■ REQUIREMENT
Leave out the pictures and copy every record exactly.

■ RECORDS TO PROCESS
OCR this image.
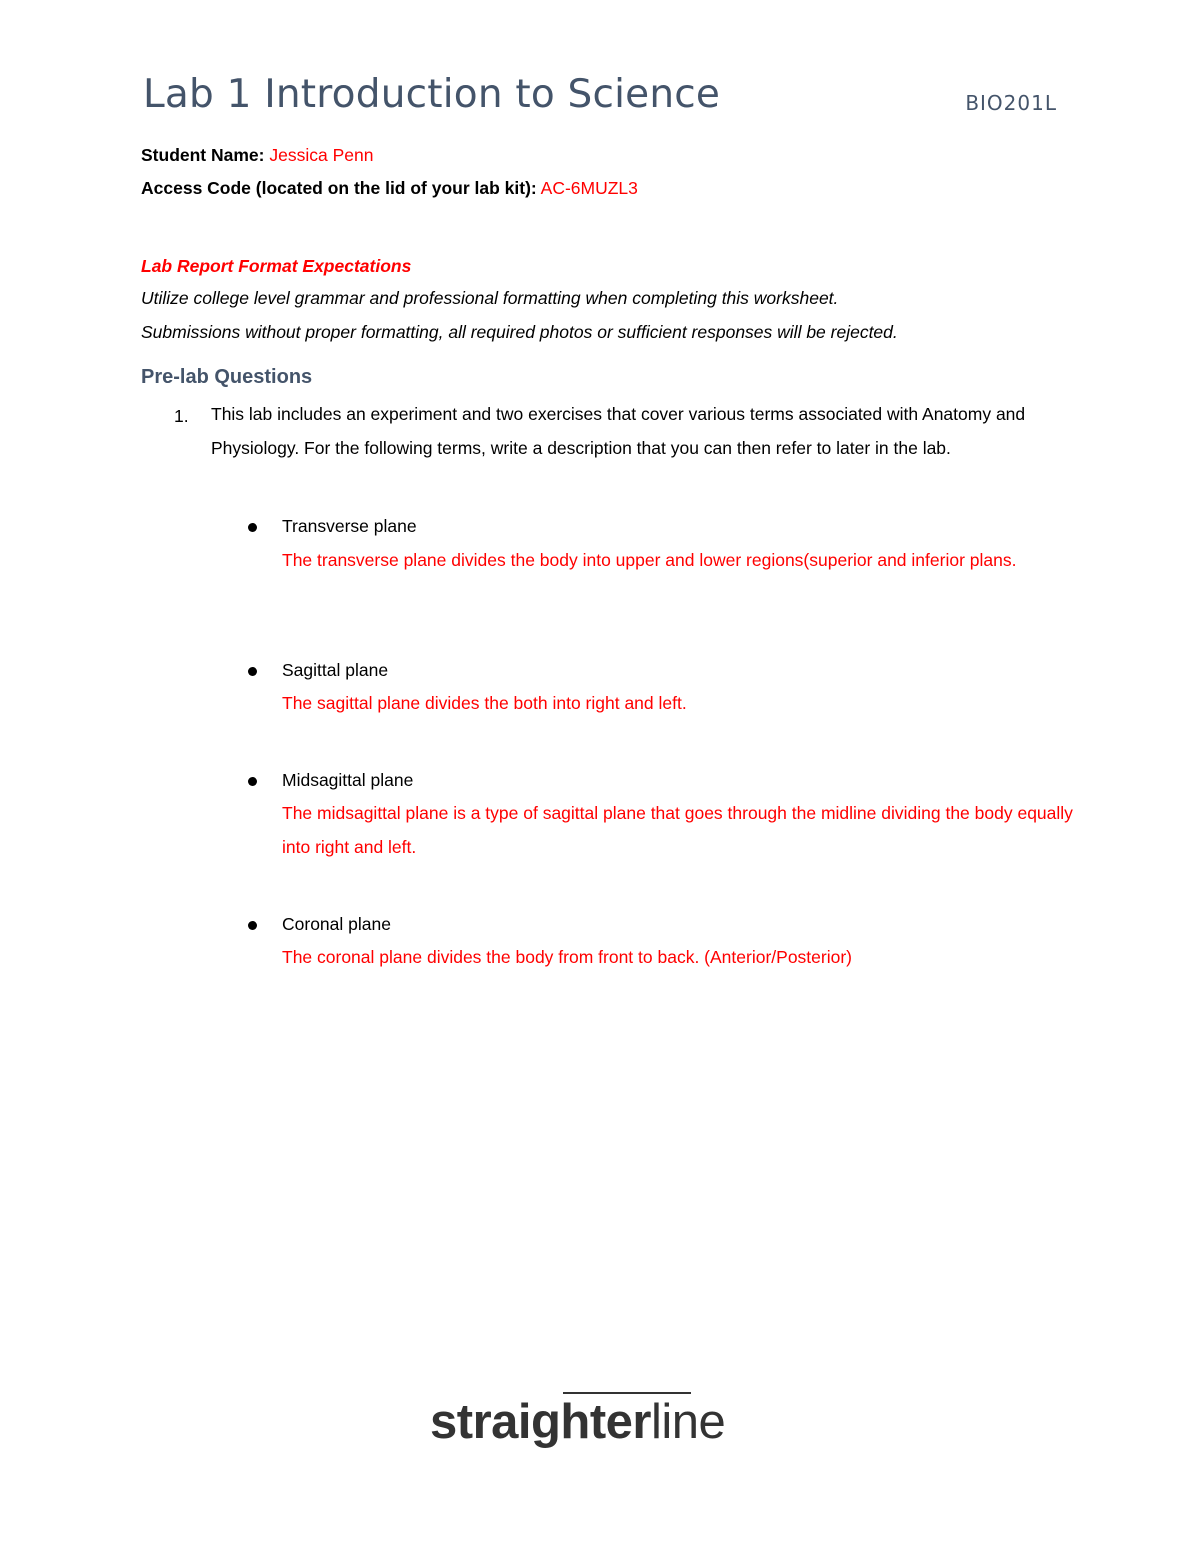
Lab 1 Introduction to Science	BIO201L
Student Name: Jessica Penn
Access Code (located on the lid of your lab kit): AC-6MUZL3
Lab Report Format Expectations
Utilize college level grammar and professional formatting when completing this worksheet.
Submissions without proper formatting, all required photos or sufficient responses will be rejected.
Pre-lab Questions
1. This lab includes an experiment and two exercises that cover various terms associated with Anatomy and Physiology. For the following terms, write a description that you can then refer to later in the lab.
Transverse plane
The transverse plane divides the body into upper and lower regions(superior and inferior plans.
Sagittal plane
The sagittal plane divides the both into right and left.
Midsagittal plane
The midsagittal plane is a type of sagittal plane that goes through the midline dividing the body equally into right and left.
Coronal plane
The coronal plane divides the body from front to back. (Anterior/Posterior)
straighterline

■ WORKED ANSWER
OCR this image.
Lab 1 Introduction to Science	BIO201L
Student Name: Jessica Penn
Access Code (located on the lid of your lab kit): AC-6MUZL3
Lab Report Format Expectations
Utilize college level grammar and professional formatting when completing this worksheet.
Submissions without proper formatting, all required photos or sufficient responses will be rejected.
Pre-lab Questions
1. This lab includes an experiment and two exercises that cover various terms associated with Anatomy and Physiology. For the following terms, write a description that you can then refer to later in the lab.
Transverse plane
The transverse plane divides the body into upper and lower regions(superior and inferior plans.
Sagittal plane
The sagittal plane divides the both into right and left.
Midsagittal plane
The midsagittal plane is a type of sagittal plane that goes through the midline dividing the body equally into right and left.
Coronal plane
The coronal plane divides the body from front to back. (Anterior/Posterior)
straighterline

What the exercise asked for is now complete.